● **Extracted text**:
Input: N = 3, str = [“AB”, “BC”, “CA”]
Output: ABBCCA 6
Explanation: The string formed by concatenation of all 3 strings is ABBCCA

 

Approach: The given problem can be solved using recursion and backtracking. The idea is to either include the string or exclude the string at every iteration. After including a string, the frequency of all the characters in the concatenated string is calculated. If frequency of all the characters is even we update the maximum length max. Below steps can be followed to solve the problem:

  • Initialize variable max to 0 for calculating maximum length of concatenated string having even frequency of all characters
  • Initialize string ans1 to store the concatenated string of maximum length with all character having even frequency
  • The base case of the recursive call is to return, if index becomes equal to the size of the input string list
  • At every recursive call we perform the following operation:
    • Include the string and check if the frequency of characters is even for the concatenated string
      • If the frequency is even, update max and ans1
      • Increment the index and make the next recursive call
    • Exclude the string, increment the index and make the next recursive call

Below is the implementation of the above approach:

C++




// C++ implementation of the above approach
#include <bits/stdc++.h>
using namespace std;
int maxi = 0;
string ans1 = "";
 
// Function to check the string
void calculate(string ans)
{
 
    int dp[26] = { 0 };
    for (int i = 0; i < ans.length(); ++i) {
 
        // Count the frequency
        // of the string
        dp[ans[i] - 'A']++;
    }
 
    // Check the frequency of the string
    for (int i = 0; i < 26; ++i) {
        if (dp[i] % 2 == 1) {
            return;
        }
    }
    if (maxi < ans.length()) {
 
        // Store the length
        // of the new String
        maxi = ans.length();
        ans1 = ans;
    }
}
 
// Function to find the longest
// concatenated string having
// every character of even frequency
void longestString(vector<string> arr, int index,
                   string str)
{
 
    // Checking the string
    if (index == arr.size()) {
        return;
    }
 
    // Dont Include the string
    longestString(arr, index + 1, str);
 
    // Include the string
    str += arr[index];
 
    calculate(str);
    longestString(arr, index + 1, str);
}
 
// Driver code
int main()

● **Data section**:
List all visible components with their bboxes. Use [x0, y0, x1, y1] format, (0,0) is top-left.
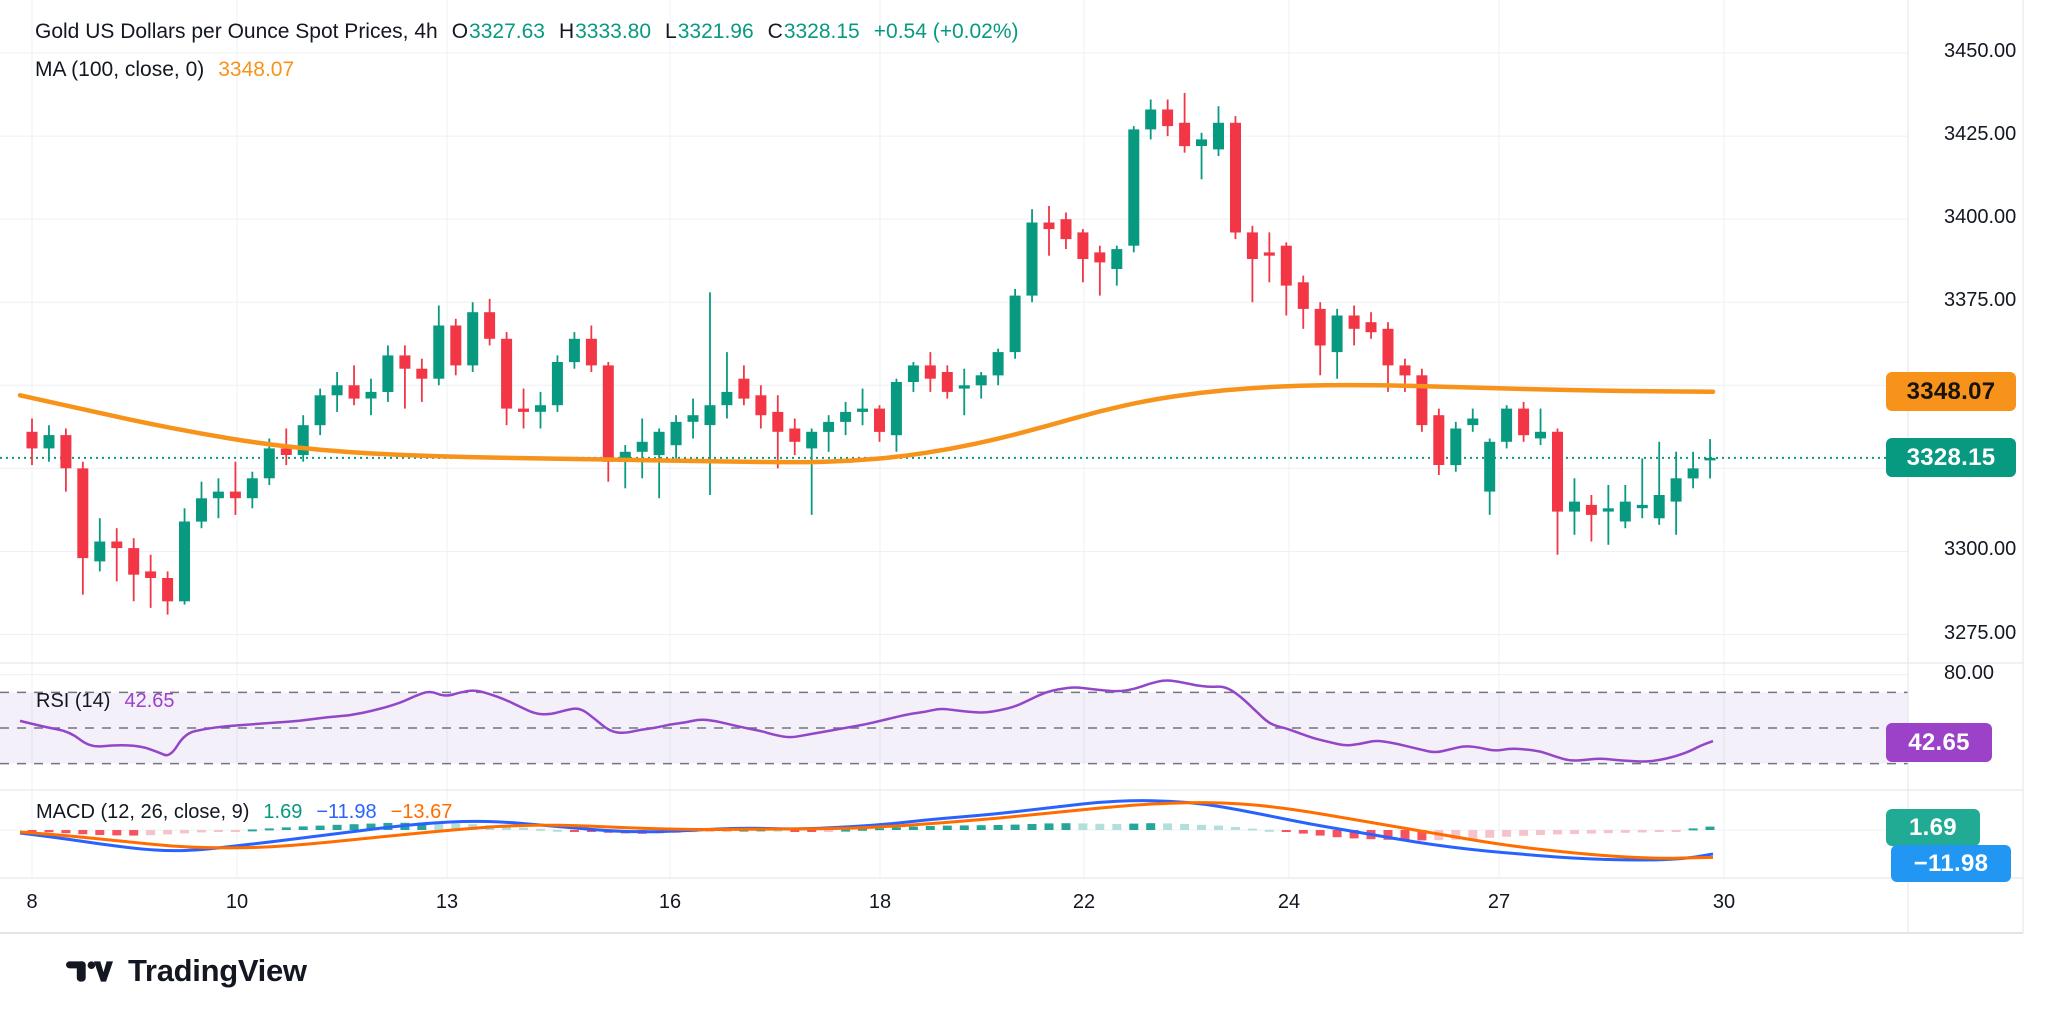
rsi-value: 42.65	[124, 690, 175, 712]
rsi-legend[interactable]: RSI (14) 42.65	[36, 690, 175, 713]
macd-hist-badge: 1.69	[1886, 809, 1980, 846]
macd-legend[interactable]: MACD (12, 26, close, 9) 1.69 −11.98 −13.…	[36, 801, 452, 824]
tradingview-logo[interactable]: TradingView	[66, 953, 307, 989]
time-label: 27	[1487, 891, 1511, 913]
ma-label: MA (100, close, 0)	[35, 58, 205, 81]
price-tick-label: 3300.00	[1944, 538, 2017, 561]
price-change: +0.54 (+0.02%)	[873, 20, 1019, 43]
ma-legend[interactable]: MA (100, close, 0) 3348.07	[35, 58, 294, 82]
main-pane	[0, 92, 1908, 615]
pane-separators	[0, 0, 2024, 934]
price-tick-label: 3275.00	[1944, 621, 2017, 644]
rsi-tick-label: 80.00	[1944, 661, 1995, 684]
price-tick-label: 3425.00	[1944, 123, 2017, 146]
ohlc-open: O 3327.63	[451, 20, 545, 43]
time-label: 16	[658, 891, 682, 913]
macd-pane	[19, 799, 1715, 862]
time-label: 8	[26, 891, 38, 913]
rsi-pane	[0, 679, 1908, 765]
time-label: 13	[435, 891, 459, 913]
last-price-badge: 3328.15	[1886, 438, 2016, 477]
ohlc-high: H 3333.80	[558, 20, 652, 43]
tradingview-logo-text: TradingView	[128, 953, 307, 988]
price-axis[interactable]: 3450.00 3425.00 3400.00 3375.00 3300.00 3275.…	[1908, 0, 2048, 933]
tradingview-logo-icon	[66, 960, 113, 982]
ma-value: 3348.07	[218, 58, 295, 81]
time-label: 24	[1277, 891, 1301, 913]
ma-price-badge: 3348.07	[1886, 372, 2016, 411]
macd-signal-value: −13.67	[390, 801, 453, 823]
macd-label: MACD (12, 26, close, 9)	[36, 801, 250, 823]
price-tick-label: 3450.00	[1944, 40, 2017, 62]
macd-line-value: −11.98	[316, 801, 377, 823]
macd-line-badge: −11.98	[1891, 845, 2011, 882]
time-label: 10	[225, 891, 249, 913]
ohlc-close: C 3328.15	[767, 20, 860, 43]
price-tick-label: 3400.00	[1944, 206, 2017, 229]
symbol-title: Gold US Dollars per Ounce Spot Prices, 4…	[35, 20, 438, 43]
rsi-value-badge: 42.65	[1886, 723, 1992, 762]
symbol-legend[interactable]: Gold US Dollars per Ounce Spot Prices, 4…	[35, 20, 1019, 44]
macd-hist-value: 1.69	[263, 801, 303, 823]
ohlc-low: L 3321.96	[665, 20, 754, 43]
time-label: 18	[868, 891, 892, 913]
grid	[0, 0, 1908, 878]
rsi-label: RSI (14)	[36, 690, 111, 712]
time-axis[interactable]: 8 10 13 16 18 22 24 27 30	[0, 878, 2048, 933]
time-label: 22	[1072, 891, 1096, 913]
time-label: 30	[1712, 891, 1736, 913]
price-tick-label: 3375.00	[1944, 289, 2017, 312]
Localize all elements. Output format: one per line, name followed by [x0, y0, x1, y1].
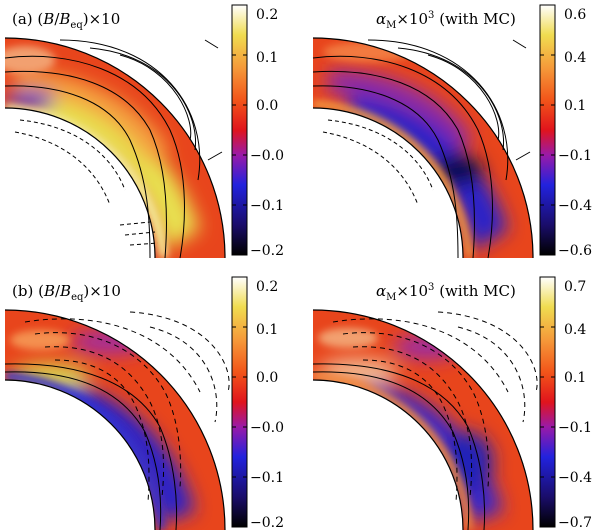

● **Problems and tasks**:
a) Translate this sentence from the string concatenation tutorial into Spanish: "The idea is to either include the string or exclude the string at every iteration."
b) In the records, switch "close" to "open" throughout the lines from the one with "690, 175, 712]" up to and including the one with "ma-legend[interactable]: MA (100, close, 0)". Return only those lines, with nothing else changed.

● **Solved problems**:
a) La idea es incluir o excluir la cadena en cada iteración.

b)
rsi-value: 42.65	[124, 690, 175, 712]
rsi-legend[interactable]: RSI (14) 42.65	[36, 690, 175, 713]
macd-hist-badge: 1.69	[1886, 809, 1980, 846]
macd-legend[interactable]: MACD (12, 26, open, 9) 1.69 −11.98 −13.…	[36, 801, 452, 824]
tradingview-logo[interactable]: TradingView	[66, 953, 307, 989]
time-label: 27	[1487, 891, 1511, 913]
ma-label: MA (100, open, 0)	[35, 58, 205, 81]
price-tick-label: 3300.00	[1944, 538, 2017, 561]
price-change: +0.54 (+0.02%)	[873, 20, 1019, 43]
ma-legend[interactable]: MA (100, open, 0) 3348.07	[35, 58, 294, 82]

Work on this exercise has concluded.